Dataset items
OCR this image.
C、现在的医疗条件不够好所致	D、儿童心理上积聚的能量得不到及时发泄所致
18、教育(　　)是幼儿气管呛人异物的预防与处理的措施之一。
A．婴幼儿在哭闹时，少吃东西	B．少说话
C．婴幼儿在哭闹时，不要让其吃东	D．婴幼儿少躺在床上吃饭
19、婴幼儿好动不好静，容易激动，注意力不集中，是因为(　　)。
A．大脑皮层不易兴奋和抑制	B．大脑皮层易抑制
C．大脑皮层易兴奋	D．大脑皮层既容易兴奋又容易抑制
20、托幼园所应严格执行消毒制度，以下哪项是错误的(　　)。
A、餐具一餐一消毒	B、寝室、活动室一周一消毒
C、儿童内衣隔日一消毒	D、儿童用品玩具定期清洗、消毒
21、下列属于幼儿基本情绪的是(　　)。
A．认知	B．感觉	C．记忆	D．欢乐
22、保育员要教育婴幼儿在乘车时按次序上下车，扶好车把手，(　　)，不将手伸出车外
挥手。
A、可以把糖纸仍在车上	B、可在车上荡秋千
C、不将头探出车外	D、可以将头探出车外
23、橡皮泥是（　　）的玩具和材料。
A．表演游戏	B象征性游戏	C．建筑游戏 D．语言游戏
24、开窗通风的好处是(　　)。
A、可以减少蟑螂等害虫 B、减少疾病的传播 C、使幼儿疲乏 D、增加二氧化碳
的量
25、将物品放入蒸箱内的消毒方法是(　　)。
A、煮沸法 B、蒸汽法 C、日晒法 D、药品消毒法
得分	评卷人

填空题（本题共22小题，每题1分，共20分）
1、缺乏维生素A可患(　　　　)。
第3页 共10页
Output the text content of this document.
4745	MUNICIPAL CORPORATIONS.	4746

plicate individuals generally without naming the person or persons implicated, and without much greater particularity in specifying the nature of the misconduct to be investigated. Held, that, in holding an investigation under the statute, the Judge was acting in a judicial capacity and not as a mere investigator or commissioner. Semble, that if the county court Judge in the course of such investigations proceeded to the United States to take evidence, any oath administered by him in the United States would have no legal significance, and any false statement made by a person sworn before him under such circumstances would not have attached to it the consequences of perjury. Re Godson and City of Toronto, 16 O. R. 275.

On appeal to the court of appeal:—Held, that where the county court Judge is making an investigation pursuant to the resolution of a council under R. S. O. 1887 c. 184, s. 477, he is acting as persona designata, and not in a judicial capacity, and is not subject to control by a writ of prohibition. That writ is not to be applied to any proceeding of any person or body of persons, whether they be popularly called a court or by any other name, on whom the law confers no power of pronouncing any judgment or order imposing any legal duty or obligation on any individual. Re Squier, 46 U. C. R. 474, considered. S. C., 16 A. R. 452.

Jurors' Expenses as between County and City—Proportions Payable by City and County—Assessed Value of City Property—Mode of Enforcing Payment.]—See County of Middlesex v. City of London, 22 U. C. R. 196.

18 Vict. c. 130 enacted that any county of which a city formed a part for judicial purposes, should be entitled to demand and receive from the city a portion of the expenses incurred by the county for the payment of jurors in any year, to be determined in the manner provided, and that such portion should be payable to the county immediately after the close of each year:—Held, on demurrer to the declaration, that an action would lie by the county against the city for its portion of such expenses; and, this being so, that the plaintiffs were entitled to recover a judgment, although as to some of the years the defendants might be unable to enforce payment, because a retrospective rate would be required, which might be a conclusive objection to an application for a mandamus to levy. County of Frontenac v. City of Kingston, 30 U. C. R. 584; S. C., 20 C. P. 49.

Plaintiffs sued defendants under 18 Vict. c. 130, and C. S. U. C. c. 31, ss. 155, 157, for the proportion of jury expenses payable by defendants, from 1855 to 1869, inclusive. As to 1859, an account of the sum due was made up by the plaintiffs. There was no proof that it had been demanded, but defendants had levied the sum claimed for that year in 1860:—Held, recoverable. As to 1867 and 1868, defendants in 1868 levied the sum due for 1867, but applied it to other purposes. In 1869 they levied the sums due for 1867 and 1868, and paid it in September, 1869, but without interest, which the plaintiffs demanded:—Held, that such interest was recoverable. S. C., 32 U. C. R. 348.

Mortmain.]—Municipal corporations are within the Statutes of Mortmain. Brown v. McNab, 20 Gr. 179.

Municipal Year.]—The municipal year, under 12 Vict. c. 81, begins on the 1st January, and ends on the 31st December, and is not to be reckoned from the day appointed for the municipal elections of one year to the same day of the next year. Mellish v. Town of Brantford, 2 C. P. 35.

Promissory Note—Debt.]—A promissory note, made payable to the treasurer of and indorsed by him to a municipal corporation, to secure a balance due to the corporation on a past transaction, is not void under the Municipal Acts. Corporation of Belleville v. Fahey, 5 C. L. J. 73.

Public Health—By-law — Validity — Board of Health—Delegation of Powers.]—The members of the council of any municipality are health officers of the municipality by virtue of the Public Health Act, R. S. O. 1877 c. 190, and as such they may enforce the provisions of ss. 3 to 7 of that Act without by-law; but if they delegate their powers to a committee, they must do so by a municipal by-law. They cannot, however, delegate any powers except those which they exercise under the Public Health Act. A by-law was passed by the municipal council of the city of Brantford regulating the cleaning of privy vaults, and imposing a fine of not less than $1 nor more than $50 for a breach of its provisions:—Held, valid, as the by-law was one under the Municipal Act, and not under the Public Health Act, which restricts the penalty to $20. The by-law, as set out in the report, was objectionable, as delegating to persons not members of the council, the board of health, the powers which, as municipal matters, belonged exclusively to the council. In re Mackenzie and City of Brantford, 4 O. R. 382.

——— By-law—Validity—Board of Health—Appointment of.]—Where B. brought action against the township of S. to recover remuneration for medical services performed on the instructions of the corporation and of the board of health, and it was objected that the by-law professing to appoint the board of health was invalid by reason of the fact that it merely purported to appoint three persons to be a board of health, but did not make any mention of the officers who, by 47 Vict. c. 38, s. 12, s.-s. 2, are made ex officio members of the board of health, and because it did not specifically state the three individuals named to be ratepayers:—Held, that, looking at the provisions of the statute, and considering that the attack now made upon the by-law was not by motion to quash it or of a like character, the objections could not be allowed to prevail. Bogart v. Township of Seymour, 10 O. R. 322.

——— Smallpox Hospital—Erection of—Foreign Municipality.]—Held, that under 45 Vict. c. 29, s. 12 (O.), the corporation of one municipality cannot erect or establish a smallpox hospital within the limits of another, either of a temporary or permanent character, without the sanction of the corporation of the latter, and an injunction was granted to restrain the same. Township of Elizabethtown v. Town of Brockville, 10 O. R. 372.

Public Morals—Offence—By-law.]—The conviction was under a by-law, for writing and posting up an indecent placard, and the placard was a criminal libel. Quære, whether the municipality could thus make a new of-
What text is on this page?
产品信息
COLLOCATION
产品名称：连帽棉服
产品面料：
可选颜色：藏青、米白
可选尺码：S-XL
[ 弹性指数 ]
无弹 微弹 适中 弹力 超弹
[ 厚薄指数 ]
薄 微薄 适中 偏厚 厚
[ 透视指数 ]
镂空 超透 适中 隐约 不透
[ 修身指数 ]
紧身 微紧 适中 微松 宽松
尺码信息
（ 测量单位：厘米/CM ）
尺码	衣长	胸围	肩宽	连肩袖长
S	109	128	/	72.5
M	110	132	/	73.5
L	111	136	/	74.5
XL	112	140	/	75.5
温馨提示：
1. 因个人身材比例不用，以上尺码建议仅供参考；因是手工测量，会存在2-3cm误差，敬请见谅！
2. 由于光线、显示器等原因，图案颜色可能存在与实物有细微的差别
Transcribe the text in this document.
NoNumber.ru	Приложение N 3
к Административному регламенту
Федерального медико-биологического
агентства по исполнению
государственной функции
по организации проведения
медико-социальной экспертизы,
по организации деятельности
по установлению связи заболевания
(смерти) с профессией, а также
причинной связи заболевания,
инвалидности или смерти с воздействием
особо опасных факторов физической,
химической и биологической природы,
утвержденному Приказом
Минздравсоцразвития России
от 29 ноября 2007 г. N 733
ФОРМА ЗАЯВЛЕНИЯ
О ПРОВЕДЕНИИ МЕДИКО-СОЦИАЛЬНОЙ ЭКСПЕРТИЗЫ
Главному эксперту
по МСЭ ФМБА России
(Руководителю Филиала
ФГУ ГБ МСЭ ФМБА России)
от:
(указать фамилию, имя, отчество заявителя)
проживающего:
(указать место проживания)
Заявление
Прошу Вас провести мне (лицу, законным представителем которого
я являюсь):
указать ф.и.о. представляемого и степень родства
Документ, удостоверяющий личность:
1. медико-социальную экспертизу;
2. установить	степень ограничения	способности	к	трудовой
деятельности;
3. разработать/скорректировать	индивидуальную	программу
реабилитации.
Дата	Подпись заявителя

_TASK STATEMENT_
Work out how many lines above have the string "ФМБА" in them, and give only the number.

_SOLUTION TO THIS TASK_
2